Without any of the pictures, transcribe all the lines below exactly.
==========
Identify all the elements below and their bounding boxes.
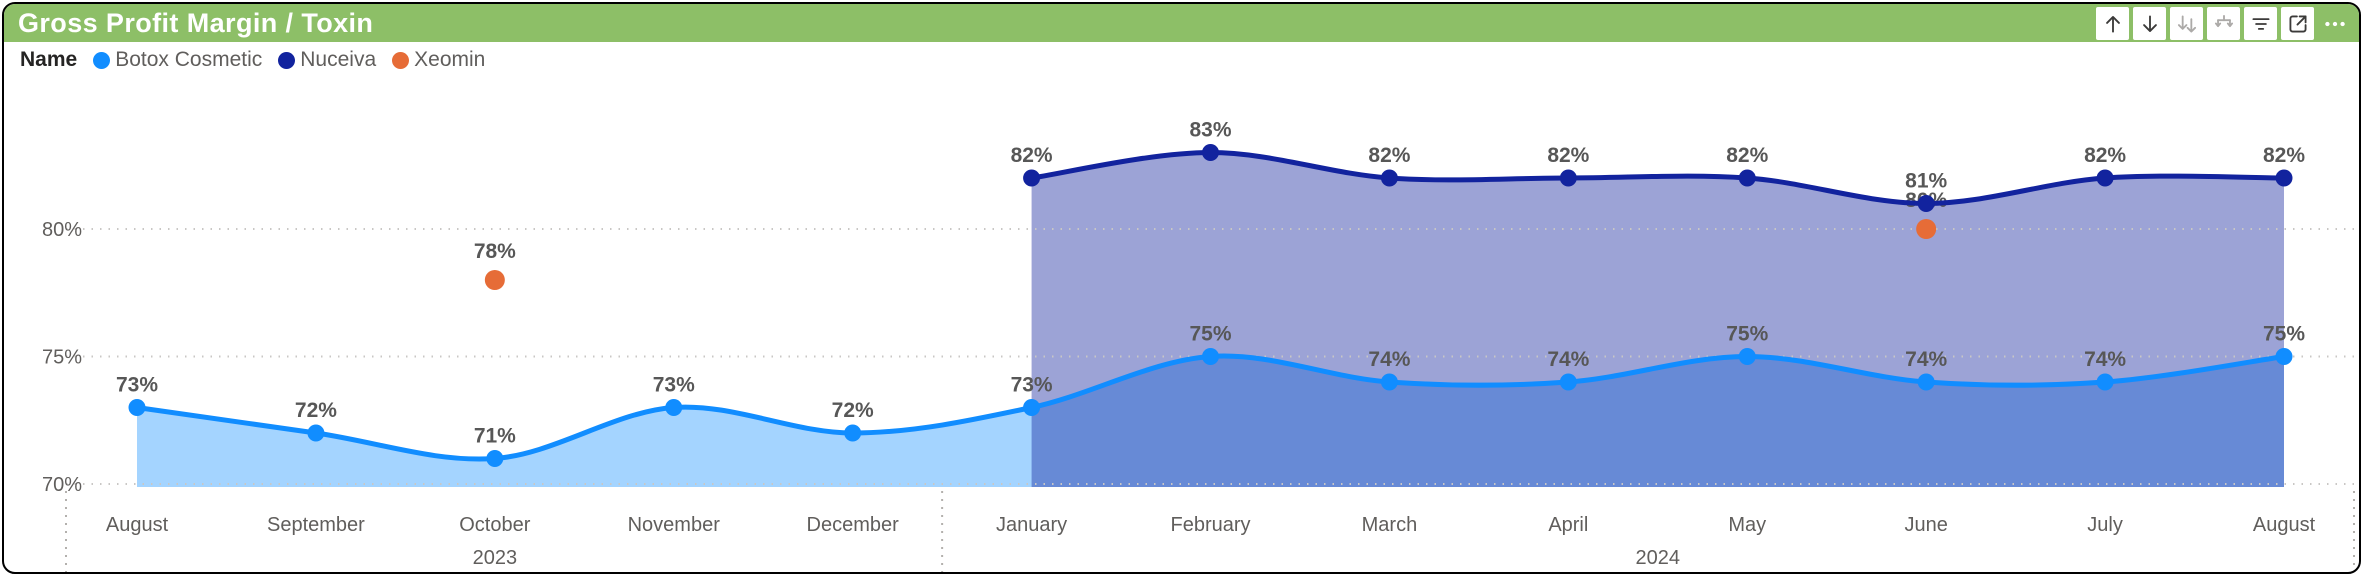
data-label-nuceiva: 83% (1189, 119, 1231, 142)
x-axis-month-label: August (2253, 514, 2316, 536)
x-axis-month-label: March (1362, 514, 1418, 536)
drill-up-icon (2105, 15, 2120, 33)
data-label-botox-cosmetic: 73% (1011, 374, 1053, 397)
legend-item-nuceiva[interactable]: Nuceiva (278, 48, 376, 72)
x-axis-month-label: August (106, 514, 169, 536)
x-axis-month-label: June (1904, 514, 1947, 536)
y-axis-label: 75% (42, 347, 82, 369)
drill-down-icon (2142, 14, 2157, 32)
data-label-botox-cosmetic: 74% (1547, 348, 1589, 371)
legend-label: Nuceiva (300, 48, 377, 71)
botox-cosmetic-point[interactable] (1023, 399, 1041, 416)
toolbar-filter-button[interactable] (2244, 7, 2277, 40)
data-label-xeomin: 78% (474, 240, 516, 263)
botox-cosmetic-point[interactable] (1917, 373, 1935, 391)
more-options-icon (2324, 21, 2345, 26)
data-label-nuceiva: 82% (1726, 144, 1768, 167)
x-axis-month-label: January (996, 514, 1067, 536)
x-axis-month-label: February (1170, 514, 1250, 536)
toolbar-focus-mode-button[interactable] (2281, 7, 2314, 40)
nuceiva-point[interactable] (1023, 169, 1041, 187)
botox-cosmetic-area (137, 356, 2284, 487)
botox-cosmetic-point[interactable] (1738, 348, 1756, 365)
x-axis-month-label: July (2087, 514, 2123, 536)
data-label-nuceiva: 82% (2263, 144, 2305, 167)
y-axis-label: 70% (42, 474, 82, 496)
data-label-botox-cosmetic: 71% (474, 425, 516, 448)
legend-title: Name (20, 48, 78, 71)
visual-toolbar (2096, 7, 2351, 40)
legend-item-botox-cosmetic[interactable]: Botox Cosmetic (93, 48, 262, 72)
data-label-botox-cosmetic: 74% (1905, 348, 1947, 371)
nuceiva-point[interactable] (1202, 144, 1219, 161)
data-label-botox-cosmetic: 74% (2084, 348, 2126, 371)
legend-swatch-xeomin (392, 51, 410, 69)
botox-cosmetic-point[interactable] (1559, 373, 1577, 391)
data-label-botox-cosmetic: 75% (1726, 323, 1768, 346)
legend-swatch-nuceiva (278, 51, 296, 69)
data-label-botox-cosmetic: 75% (1189, 323, 1231, 346)
data-label-botox-cosmetic: 72% (295, 399, 337, 422)
x-axis-month-label: May (1728, 514, 1766, 536)
botox-cosmetic-point[interactable] (2096, 373, 2114, 391)
toolbar-expand-hierarchy-button[interactable] (2207, 7, 2240, 40)
drill-down-level-icon (2177, 14, 2196, 33)
botox-cosmetic-point[interactable] (1380, 373, 1398, 391)
x-axis-month-label: November (628, 514, 721, 536)
filter-icon (2251, 17, 2270, 30)
xeomin-point[interactable] (484, 270, 505, 290)
expand-hierarchy-icon (2214, 14, 2233, 27)
toolbar-drill-down-level-button[interactable] (2170, 7, 2203, 40)
data-label-nuceiva: 82% (1011, 144, 1053, 167)
x-axis-year-label: 2024 (1636, 547, 1681, 569)
x-axis-month-label: December (807, 514, 900, 536)
x-axis-year-label: 2023 (473, 547, 518, 569)
data-label-nuceiva: 82% (1368, 144, 1410, 167)
x-axis-month-label: October (459, 514, 530, 536)
legend-item-xeomin[interactable]: Xeomin (392, 48, 485, 72)
legend: Name Botox Cosmetic Nuceiva Xeomin (20, 48, 501, 72)
botox-cosmetic-point[interactable] (307, 424, 325, 442)
nuceiva-point[interactable] (1559, 169, 1577, 187)
data-label-botox-cosmetic: 73% (116, 374, 158, 397)
legend-label: Xeomin (414, 48, 486, 71)
data-label-botox-cosmetic: 74% (1368, 348, 1410, 371)
legend-swatch-botox-cosmetic (93, 51, 111, 69)
nuceiva-point[interactable] (1738, 169, 1756, 187)
nuceiva-point[interactable] (1380, 169, 1398, 187)
botox-cosmetic-point[interactable] (2275, 348, 2293, 365)
data-label-botox-cosmetic: 75% (2263, 323, 2305, 346)
x-axis-month-label: April (1548, 514, 1588, 536)
toolbar-drill-down-button[interactable] (2133, 7, 2166, 40)
data-label-botox-cosmetic: 72% (832, 399, 874, 422)
botox-cosmetic-point[interactable] (844, 424, 862, 442)
botox-cosmetic-point[interactable] (665, 399, 683, 416)
botox-cosmetic-point[interactable] (128, 399, 146, 416)
nuceiva-point[interactable] (2275, 169, 2293, 187)
nuceiva-point[interactable] (2096, 169, 2114, 187)
data-label-nuceiva: 82% (1547, 144, 1589, 167)
focus-mode-icon (2288, 14, 2307, 33)
data-label-nuceiva: 82% (2084, 144, 2126, 167)
botox-cosmetic-point[interactable] (1202, 348, 1219, 365)
nuceiva-area (1031, 152, 2284, 487)
data-label-botox-cosmetic: 73% (653, 374, 695, 397)
xeomin-point[interactable] (1916, 219, 1937, 239)
data-label-nuceiva: 81% (1905, 170, 1947, 193)
toolbar-more-options-button[interactable] (2318, 7, 2351, 40)
y-axis-label: 80% (42, 219, 82, 241)
legend-label: Botox Cosmetic (115, 48, 263, 71)
visual-header: Gross Profit Margin / Toxin (4, 4, 2359, 42)
visual-title: Gross Profit Margin / Toxin (18, 7, 374, 38)
botox-cosmetic-point[interactable] (486, 450, 504, 467)
x-axis-month-label: September (267, 514, 365, 536)
toolbar-drill-up-button[interactable] (2096, 7, 2129, 40)
nuceiva-point[interactable] (1917, 195, 1935, 212)
nuceiva-line (1029, 149, 2287, 207)
chart-plot-area[interactable]: 70%75%80%78%80%73%72%71%73%72%73%75%74%7… (4, 4, 2361, 574)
==========
_Solution_:
Identify all the elements below and their bounding boxes.
data-label-nuceiva: 83% (1189, 119, 1231, 142)
x-axis-month-label: August (2253, 514, 2316, 536)
x-axis-month-label: March (1362, 514, 1418, 536)
drill-up-icon (2105, 15, 2120, 33)
data-label-botox-cosmetic: 73% (1011, 374, 1053, 397)
legend-item-nuceiva[interactable]: Nuceiva (278, 48, 376, 72)
x-axis-month-label: August (106, 514, 169, 536)
x-axis-month-label: June (1904, 514, 1947, 536)
y-axis-label: 75% (42, 347, 82, 369)
drill-down-icon (2142, 14, 2157, 32)
data-label-botox-cosmetic: 74% (1547, 348, 1589, 371)
legend-label: Nuceiva (300, 48, 377, 71)
botox-cosmetic-point[interactable] (1023, 399, 1041, 416)
toolbar-filter-button[interactable] (2244, 7, 2277, 40)
data-label-xeomin: 78% (474, 240, 516, 263)
botox-cosmetic-point[interactable] (1917, 373, 1935, 391)
more-options-icon (2324, 21, 2345, 26)
data-label-nuceiva: 82% (1726, 144, 1768, 167)
x-axis-month-label: January (996, 514, 1067, 536)
x-axis-month-label: February (1170, 514, 1250, 536)
toolbar-focus-mode-button[interactable] (2281, 7, 2314, 40)
nuceiva-point[interactable] (1023, 169, 1041, 187)
botox-cosmetic-area (137, 356, 2284, 487)
botox-cosmetic-point[interactable] (1738, 348, 1756, 365)
x-axis-month-label: July (2087, 514, 2123, 536)
data-label-nuceiva: 82% (2263, 144, 2305, 167)
y-axis-label: 70% (42, 474, 82, 496)
data-label-botox-cosmetic: 71% (474, 425, 516, 448)
legend-title: Name (20, 48, 78, 71)
visual-toolbar (2096, 7, 2351, 40)
legend-item-botox-cosmetic[interactable]: Botox Cosmetic (93, 48, 262, 72)
data-label-botox-cosmetic: 74% (1905, 348, 1947, 371)
nuceiva-point[interactable] (1202, 144, 1219, 161)
data-label-botox-cosmetic: 74% (2084, 348, 2126, 371)
legend-swatch-xeomin (392, 51, 410, 69)
botox-cosmetic-point[interactable] (1559, 373, 1577, 391)
data-label-botox-cosmetic: 75% (1726, 323, 1768, 346)
legend-swatch-nuceiva (278, 51, 296, 69)
data-label-botox-cosmetic: 75% (1189, 323, 1231, 346)
data-label-botox-cosmetic: 72% (295, 399, 337, 422)
x-axis-month-label: May (1728, 514, 1766, 536)
botox-cosmetic-point[interactable] (2096, 373, 2114, 391)
toolbar-expand-hierarchy-button[interactable] (2207, 7, 2240, 40)
drill-down-level-icon (2177, 14, 2196, 33)
botox-cosmetic-point[interactable] (1380, 373, 1398, 391)
x-axis-month-label: November (628, 514, 721, 536)
filter-icon (2251, 17, 2270, 30)
xeomin-point[interactable] (484, 270, 505, 290)
expand-hierarchy-icon (2214, 14, 2233, 27)
toolbar-drill-down-level-button[interactable] (2170, 7, 2203, 40)
data-label-nuceiva: 82% (1011, 144, 1053, 167)
x-axis-year-label: 2024 (1636, 547, 1681, 569)
x-axis-month-label: December (807, 514, 900, 536)
x-axis-year-label: 2023 (473, 547, 518, 569)
data-label-nuceiva: 82% (1368, 144, 1410, 167)
x-axis-month-label: October (459, 514, 530, 536)
legend-item-xeomin[interactable]: Xeomin (392, 48, 485, 72)
legend: Name Botox Cosmetic Nuceiva Xeomin (20, 48, 501, 72)
botox-cosmetic-point[interactable] (307, 424, 325, 442)
nuceiva-point[interactable] (1559, 169, 1577, 187)
data-label-botox-cosmetic: 73% (116, 374, 158, 397)
legend-label: Xeomin (414, 48, 486, 71)
data-label-botox-cosmetic: 74% (1368, 348, 1410, 371)
legend-swatch-botox-cosmetic (93, 51, 111, 69)
nuceiva-point[interactable] (1738, 169, 1756, 187)
nuceiva-point[interactable] (1380, 169, 1398, 187)
botox-cosmetic-point[interactable] (2275, 348, 2293, 365)
data-label-botox-cosmetic: 75% (2263, 323, 2305, 346)
x-axis-month-label: April (1548, 514, 1588, 536)
toolbar-drill-down-button[interactable] (2133, 7, 2166, 40)
data-label-botox-cosmetic: 72% (832, 399, 874, 422)
botox-cosmetic-point[interactable] (844, 424, 862, 442)
botox-cosmetic-point[interactable] (665, 399, 683, 416)
botox-cosmetic-point[interactable] (128, 399, 146, 416)
nuceiva-point[interactable] (2275, 169, 2293, 187)
nuceiva-point[interactable] (2096, 169, 2114, 187)
data-label-nuceiva: 82% (1547, 144, 1589, 167)
focus-mode-icon (2288, 14, 2307, 33)
data-label-nuceiva: 82% (2084, 144, 2126, 167)
botox-cosmetic-point[interactable] (1202, 348, 1219, 365)
nuceiva-area (1031, 152, 2284, 487)
data-label-botox-cosmetic: 73% (653, 374, 695, 397)
xeomin-point[interactable] (1916, 219, 1937, 239)
data-label-nuceiva: 81% (1905, 170, 1947, 193)
toolbar-more-options-button[interactable] (2318, 7, 2351, 40)
y-axis-label: 80% (42, 219, 82, 241)
legend-label: Botox Cosmetic (115, 48, 263, 71)
visual-header: Gross Profit Margin / Toxin (4, 4, 2359, 42)
visual-title: Gross Profit Margin / Toxin (18, 7, 374, 38)
botox-cosmetic-point[interactable] (486, 450, 504, 467)
x-axis-month-label: September (267, 514, 365, 536)
toolbar-drill-up-button[interactable] (2096, 7, 2129, 40)
nuceiva-point[interactable] (1917, 195, 1935, 212)
nuceiva-line (1029, 149, 2287, 207)
chart-plot-area[interactable]: 70%75%80%78%80%73%72%71%73%72%73%75%74%7… (4, 4, 2361, 574)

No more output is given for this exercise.